Aim of the task: Find the word "this" in the data. Return every line where it appears.

(Stored items)

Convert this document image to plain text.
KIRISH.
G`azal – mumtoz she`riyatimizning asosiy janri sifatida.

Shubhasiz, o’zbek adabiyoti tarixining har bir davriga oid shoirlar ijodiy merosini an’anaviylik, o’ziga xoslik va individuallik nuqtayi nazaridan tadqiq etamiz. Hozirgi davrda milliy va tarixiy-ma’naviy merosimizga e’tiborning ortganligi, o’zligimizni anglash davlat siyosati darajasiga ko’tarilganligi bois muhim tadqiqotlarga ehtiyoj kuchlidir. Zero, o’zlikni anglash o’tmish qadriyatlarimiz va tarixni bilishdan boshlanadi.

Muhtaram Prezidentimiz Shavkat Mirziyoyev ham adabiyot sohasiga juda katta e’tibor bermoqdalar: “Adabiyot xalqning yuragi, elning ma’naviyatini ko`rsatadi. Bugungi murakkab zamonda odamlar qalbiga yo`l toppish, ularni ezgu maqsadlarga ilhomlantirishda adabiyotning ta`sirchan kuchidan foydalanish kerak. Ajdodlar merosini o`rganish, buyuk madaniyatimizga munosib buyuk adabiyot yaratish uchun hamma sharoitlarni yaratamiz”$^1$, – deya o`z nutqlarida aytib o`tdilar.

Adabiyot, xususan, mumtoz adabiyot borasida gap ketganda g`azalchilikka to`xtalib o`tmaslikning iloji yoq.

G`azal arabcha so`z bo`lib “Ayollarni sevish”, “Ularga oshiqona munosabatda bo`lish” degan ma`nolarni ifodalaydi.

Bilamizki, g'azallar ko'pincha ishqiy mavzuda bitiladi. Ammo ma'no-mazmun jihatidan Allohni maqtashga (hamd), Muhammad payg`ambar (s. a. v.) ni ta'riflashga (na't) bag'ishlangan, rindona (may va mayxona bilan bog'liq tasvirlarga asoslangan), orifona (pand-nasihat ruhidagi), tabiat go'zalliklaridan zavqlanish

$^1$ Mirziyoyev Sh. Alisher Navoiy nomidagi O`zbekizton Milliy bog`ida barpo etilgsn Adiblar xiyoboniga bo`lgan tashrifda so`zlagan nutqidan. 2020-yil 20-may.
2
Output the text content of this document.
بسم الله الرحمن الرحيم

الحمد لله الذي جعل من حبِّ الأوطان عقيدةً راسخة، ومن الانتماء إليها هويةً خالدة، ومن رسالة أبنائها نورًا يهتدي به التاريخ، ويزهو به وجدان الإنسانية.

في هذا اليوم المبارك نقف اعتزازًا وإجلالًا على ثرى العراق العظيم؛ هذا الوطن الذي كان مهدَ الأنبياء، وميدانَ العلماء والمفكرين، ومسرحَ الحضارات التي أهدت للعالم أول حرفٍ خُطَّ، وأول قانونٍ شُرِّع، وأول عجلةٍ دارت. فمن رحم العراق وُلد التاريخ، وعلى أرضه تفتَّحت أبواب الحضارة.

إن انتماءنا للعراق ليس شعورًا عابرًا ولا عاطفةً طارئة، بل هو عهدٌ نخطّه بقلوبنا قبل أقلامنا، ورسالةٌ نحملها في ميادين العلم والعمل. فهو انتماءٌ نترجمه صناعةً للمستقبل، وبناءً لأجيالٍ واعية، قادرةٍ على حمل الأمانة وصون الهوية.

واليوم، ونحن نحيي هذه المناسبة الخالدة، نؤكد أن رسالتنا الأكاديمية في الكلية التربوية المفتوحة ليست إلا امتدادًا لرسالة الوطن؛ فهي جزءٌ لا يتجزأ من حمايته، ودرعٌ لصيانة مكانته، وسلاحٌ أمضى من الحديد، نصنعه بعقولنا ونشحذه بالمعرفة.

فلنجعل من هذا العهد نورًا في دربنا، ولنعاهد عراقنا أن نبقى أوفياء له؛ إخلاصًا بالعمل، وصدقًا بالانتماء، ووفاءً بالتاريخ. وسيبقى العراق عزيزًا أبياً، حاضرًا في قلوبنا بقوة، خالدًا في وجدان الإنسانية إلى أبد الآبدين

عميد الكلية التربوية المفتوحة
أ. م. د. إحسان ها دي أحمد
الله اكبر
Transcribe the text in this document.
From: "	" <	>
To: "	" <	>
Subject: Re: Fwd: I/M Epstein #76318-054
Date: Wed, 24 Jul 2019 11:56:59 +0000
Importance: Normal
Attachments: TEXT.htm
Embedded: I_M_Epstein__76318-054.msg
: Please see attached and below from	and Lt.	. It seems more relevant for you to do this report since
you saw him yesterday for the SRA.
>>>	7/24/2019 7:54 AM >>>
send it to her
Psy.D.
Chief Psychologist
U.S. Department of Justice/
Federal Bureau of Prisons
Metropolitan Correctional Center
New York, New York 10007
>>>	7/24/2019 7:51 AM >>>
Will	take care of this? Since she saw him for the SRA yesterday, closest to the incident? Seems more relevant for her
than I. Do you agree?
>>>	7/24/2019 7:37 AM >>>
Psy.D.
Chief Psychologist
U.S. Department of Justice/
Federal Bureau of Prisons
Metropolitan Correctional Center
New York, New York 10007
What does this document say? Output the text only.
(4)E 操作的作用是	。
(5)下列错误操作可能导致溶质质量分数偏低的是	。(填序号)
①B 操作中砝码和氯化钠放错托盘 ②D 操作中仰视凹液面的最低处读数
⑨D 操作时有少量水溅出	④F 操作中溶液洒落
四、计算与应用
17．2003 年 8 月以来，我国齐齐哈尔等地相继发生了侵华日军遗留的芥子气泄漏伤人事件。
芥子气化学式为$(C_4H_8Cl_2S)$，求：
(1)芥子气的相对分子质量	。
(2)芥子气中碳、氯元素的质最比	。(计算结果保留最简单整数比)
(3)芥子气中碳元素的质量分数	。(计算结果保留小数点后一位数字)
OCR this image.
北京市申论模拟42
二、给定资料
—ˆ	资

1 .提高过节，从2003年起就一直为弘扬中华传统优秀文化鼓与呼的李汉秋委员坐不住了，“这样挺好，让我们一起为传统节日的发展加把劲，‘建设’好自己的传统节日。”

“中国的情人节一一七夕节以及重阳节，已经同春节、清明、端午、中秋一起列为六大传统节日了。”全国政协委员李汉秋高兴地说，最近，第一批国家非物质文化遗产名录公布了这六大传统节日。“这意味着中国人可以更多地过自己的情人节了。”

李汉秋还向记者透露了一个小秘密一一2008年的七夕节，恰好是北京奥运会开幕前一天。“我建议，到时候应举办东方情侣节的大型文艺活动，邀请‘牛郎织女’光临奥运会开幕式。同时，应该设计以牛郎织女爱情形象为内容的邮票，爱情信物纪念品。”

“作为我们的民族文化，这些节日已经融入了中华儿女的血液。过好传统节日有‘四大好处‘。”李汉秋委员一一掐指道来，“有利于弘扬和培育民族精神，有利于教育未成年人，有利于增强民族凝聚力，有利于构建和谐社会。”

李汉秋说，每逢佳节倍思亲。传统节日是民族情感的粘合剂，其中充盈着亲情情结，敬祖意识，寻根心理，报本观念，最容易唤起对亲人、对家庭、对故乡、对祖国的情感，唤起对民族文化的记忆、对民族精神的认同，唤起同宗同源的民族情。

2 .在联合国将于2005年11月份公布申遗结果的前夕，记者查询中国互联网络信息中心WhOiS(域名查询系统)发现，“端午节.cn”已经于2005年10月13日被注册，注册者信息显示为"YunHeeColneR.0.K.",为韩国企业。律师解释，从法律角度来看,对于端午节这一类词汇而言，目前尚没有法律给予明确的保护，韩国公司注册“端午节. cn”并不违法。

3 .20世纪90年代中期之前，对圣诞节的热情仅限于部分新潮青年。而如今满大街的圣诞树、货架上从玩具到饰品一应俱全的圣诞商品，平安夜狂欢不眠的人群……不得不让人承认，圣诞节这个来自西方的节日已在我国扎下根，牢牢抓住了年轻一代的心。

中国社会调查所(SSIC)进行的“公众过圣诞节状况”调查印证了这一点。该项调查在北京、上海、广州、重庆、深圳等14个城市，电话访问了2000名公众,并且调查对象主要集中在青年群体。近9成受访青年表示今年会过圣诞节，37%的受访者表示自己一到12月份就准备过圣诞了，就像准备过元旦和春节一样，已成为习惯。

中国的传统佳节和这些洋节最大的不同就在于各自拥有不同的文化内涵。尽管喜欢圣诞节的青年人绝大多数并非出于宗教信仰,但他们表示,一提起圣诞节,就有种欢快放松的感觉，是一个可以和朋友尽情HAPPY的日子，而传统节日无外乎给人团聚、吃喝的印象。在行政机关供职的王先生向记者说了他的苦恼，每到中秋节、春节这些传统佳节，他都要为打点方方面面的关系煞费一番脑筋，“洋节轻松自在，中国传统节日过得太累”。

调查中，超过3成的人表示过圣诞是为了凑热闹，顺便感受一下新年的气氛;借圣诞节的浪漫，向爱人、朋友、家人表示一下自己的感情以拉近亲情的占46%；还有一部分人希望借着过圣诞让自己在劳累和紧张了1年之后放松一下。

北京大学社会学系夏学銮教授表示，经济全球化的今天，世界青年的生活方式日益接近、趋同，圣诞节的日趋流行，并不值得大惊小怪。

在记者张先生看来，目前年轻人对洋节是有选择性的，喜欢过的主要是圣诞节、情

Right answer:
Convert this document image to plain text.
Output the text content of this document.
Transcribe the text in this document.
: Please see attached and below from	and Lt.	. It seems more relevant for you to do this report since
Will	take care of this? Since she saw him for the SRA yesterday, closest to the incident? Seems more relevant for her
What does this document say? Output the text only.
OCR this image.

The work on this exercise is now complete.